» **Stated problem**:
Extract every line where the string "inherit" appears.

» **Data to process**:

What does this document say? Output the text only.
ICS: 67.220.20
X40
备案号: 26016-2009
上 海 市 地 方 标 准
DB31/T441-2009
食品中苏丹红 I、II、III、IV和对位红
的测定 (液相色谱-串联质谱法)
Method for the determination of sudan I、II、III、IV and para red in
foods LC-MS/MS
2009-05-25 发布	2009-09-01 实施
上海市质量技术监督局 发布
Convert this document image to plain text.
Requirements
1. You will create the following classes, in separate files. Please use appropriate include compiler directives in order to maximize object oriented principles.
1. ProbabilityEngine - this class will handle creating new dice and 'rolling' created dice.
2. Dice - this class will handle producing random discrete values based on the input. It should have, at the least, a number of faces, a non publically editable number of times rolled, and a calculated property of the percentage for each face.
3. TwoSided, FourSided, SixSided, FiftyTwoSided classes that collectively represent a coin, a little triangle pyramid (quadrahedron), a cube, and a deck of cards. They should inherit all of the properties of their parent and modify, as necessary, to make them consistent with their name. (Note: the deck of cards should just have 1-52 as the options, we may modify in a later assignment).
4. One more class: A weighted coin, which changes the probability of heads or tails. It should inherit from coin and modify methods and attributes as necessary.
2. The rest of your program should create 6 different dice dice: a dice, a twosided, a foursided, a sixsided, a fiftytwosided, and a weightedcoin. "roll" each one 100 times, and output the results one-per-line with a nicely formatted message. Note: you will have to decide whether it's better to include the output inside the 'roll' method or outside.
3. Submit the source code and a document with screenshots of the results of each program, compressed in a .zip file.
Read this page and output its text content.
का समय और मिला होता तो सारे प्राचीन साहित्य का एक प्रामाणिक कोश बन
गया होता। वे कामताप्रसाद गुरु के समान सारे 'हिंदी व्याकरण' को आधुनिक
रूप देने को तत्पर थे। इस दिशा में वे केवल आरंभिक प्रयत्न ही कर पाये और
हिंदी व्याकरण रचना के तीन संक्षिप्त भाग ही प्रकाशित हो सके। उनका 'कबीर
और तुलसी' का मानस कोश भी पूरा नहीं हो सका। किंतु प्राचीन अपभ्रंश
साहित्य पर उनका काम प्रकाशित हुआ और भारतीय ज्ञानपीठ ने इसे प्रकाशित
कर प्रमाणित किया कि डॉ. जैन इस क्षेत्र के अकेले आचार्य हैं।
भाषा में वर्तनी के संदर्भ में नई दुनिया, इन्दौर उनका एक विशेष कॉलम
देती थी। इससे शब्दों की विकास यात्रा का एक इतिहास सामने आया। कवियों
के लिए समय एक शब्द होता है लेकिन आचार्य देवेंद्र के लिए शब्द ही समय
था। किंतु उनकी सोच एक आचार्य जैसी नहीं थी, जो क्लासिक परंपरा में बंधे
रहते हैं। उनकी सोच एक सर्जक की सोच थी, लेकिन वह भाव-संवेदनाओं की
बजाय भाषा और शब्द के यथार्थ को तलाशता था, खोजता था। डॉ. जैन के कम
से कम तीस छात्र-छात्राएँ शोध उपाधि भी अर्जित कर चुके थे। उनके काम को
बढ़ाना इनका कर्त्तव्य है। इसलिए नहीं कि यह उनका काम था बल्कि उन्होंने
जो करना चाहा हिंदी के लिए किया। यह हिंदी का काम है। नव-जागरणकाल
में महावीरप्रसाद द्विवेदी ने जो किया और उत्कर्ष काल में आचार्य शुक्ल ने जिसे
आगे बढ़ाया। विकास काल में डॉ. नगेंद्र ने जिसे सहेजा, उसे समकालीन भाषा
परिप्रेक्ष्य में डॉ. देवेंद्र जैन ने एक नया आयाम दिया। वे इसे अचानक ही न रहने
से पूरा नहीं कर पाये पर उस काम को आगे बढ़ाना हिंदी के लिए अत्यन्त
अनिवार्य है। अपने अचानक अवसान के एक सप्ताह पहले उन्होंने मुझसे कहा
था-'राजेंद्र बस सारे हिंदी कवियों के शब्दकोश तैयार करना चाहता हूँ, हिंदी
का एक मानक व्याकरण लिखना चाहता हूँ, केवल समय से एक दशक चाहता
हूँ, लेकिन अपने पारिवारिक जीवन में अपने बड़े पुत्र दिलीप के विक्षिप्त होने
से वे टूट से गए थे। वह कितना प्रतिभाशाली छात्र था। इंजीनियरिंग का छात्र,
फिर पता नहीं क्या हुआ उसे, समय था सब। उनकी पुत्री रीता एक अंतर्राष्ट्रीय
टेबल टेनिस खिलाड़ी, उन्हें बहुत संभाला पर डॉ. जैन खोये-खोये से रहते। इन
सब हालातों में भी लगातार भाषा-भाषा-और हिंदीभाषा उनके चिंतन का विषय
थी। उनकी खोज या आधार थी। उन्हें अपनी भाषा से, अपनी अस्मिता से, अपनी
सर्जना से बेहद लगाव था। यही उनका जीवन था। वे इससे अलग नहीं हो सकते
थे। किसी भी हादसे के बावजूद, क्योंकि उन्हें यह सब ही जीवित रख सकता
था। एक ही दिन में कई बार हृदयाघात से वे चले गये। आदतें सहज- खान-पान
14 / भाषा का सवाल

» **Task answer**:
3. TwoSided, FourSided, SixSided, FiftyTwoSided classes that collectively represent a coin, a little triangle pyramid (quadrahedron), a cube, and a deck of cards. They should inherit all of the properties of their parent and modify, as necessary, to make them consistent with their name. (Note: the deck of cards should just have 1-52 as the options, we may modify in a later assignment).
4. One more class: A weighted coin, which changes the probability of heads or tails. It should inherit from coin and modify methods and attributes as necessary.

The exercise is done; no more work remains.